▶ [QUESTIONS ON THE MATERIAL]:
(A) Please answer these questions from the serum ferritin discussion:
(i) What relationship did the cross-sectional study find between insulin resistance and serum ferritin in individuals with type 2 diabetes?
(ii) Below what serum ferritin level are individuals at higher risk of anemia and high RDW?
(iii) What approximate range of mean serum ferritin did the data show among patients with liver dysfunction, obesity, or not good glycemic control?
(B) Using the serum ferritin discussion, explain why it suggests that the normal ranges for serum ferritin may be too broad and the standard for iron overload too high.
(C) Carry the serum ferritin discussion forward from its final sentence.

▶ [PAGE EXCERPT]:

A cross-sectional study has demonstrated a noteworthy positive correlation between insulin resistance and serum ferritin in individuals with type 2 diabetes. Additionally, even when serum iron levels are within the normal range, they are still associated with insulin resistance66. Our findings suggest that individuals with low serum ferritin levels (< 40 μg/L) are at a higher risk of anemia and high RDW. Higher side within the reference range and high of serum ferritin levels, that is to say serum ferritin level was > 120 μg/L may be associated with liver dysfunction, obesity and not good glycemic control. Furthermore, our data revealed mean serum ferritin is approximately between 126.8 μg/L and 135.2 μg/L among patients with liver dysfunction, obesity or not good glycemic control. This implied the determination of normal ranges for serum ferritin may be too broad and the standard for iron overload may be too high. Serum ferritin is like a double-edged sword, which reveal that low or high levels is unfavorable to diabetic management in older adults. Further investigation is necessary to ascertain the specific serum ferritin thresholds indicative of iron deficiency, iron overload, or inflammatory conditions in elderly patients diagnosed with diabetes.

▶ [INPUT DATA]:
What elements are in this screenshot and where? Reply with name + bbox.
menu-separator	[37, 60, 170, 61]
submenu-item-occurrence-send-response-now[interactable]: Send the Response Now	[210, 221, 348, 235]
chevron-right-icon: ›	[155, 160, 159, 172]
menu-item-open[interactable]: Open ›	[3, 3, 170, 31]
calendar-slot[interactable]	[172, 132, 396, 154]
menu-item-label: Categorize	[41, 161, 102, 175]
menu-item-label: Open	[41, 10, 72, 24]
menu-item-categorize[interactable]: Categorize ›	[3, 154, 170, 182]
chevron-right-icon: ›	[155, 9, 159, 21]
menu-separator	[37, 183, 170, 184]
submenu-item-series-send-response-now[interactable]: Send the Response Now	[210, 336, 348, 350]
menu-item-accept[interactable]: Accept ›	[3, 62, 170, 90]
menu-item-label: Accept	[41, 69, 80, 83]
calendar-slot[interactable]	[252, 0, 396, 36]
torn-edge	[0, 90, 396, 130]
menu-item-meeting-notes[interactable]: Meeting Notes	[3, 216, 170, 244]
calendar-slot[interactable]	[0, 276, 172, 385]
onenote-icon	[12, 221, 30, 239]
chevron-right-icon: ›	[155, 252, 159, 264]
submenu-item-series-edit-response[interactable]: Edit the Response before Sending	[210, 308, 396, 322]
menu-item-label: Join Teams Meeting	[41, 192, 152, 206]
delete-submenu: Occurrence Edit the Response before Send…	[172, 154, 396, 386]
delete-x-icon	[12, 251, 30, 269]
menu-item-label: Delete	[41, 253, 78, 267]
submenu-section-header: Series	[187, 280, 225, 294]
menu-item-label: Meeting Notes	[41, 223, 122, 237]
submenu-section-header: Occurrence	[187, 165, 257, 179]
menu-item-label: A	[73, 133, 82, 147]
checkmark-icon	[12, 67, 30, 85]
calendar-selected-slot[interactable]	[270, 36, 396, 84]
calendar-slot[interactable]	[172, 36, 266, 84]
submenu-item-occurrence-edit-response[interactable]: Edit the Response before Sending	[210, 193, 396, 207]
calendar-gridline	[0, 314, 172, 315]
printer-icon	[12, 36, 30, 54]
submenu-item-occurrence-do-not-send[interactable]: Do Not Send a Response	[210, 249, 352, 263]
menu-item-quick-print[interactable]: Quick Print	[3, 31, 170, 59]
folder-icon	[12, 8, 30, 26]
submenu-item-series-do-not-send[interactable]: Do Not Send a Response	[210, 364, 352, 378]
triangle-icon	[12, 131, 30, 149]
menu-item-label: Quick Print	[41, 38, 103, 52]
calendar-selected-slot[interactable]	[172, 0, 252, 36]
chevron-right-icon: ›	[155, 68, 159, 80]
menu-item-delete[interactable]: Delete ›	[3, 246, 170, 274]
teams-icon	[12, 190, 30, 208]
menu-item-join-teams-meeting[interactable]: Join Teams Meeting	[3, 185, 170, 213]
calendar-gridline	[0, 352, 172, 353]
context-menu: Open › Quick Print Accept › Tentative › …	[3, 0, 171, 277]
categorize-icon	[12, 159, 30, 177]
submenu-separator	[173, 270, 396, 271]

▶ [TASK RESULTS]:
(A)
(i) A noteworthy positive correlation.
(ii) Below 40 μg/L.
(iii) Approximately 126.8 μg/L to 135.2 μg/L.

(B) Serum ferritin levels above 120 μg/L, including values on the higher side of the reference range, may be associated with liver dysfunction, obesity, and not good glycemic control. The data also showed mean serum ferritin of approximately 126.8 μg/L to 135.2 μg/L among patients with these conditions.

(C)
Achievements and implications

The findings of our study have significant policy implications regarding the potential use of serum ferritin as a biomarker for hematologic alterations, liver function, obesity, and glycemic control, particularly among older adults with diabetes. Studies have shown that low serum ferritin levels can indicate iron deficiency anemia28,29,30,49. Elevated serum ferritin could suggest iron overload which increase the risks of liver dysfunction, obesity, and not good glycemic control has also been documented60,61,62. The cut-off points of serum ferritin for iron deficiency and iron overload in older diabetic patients are not well understood. This study has identified that the current determination of the normal range of serum ferritin may exhibit excessive breadth, while the established standard for iron overload may be excessively elevated. Consequently, additional investigations are imperative to ascertain the precise reference range for older patients with diabetes.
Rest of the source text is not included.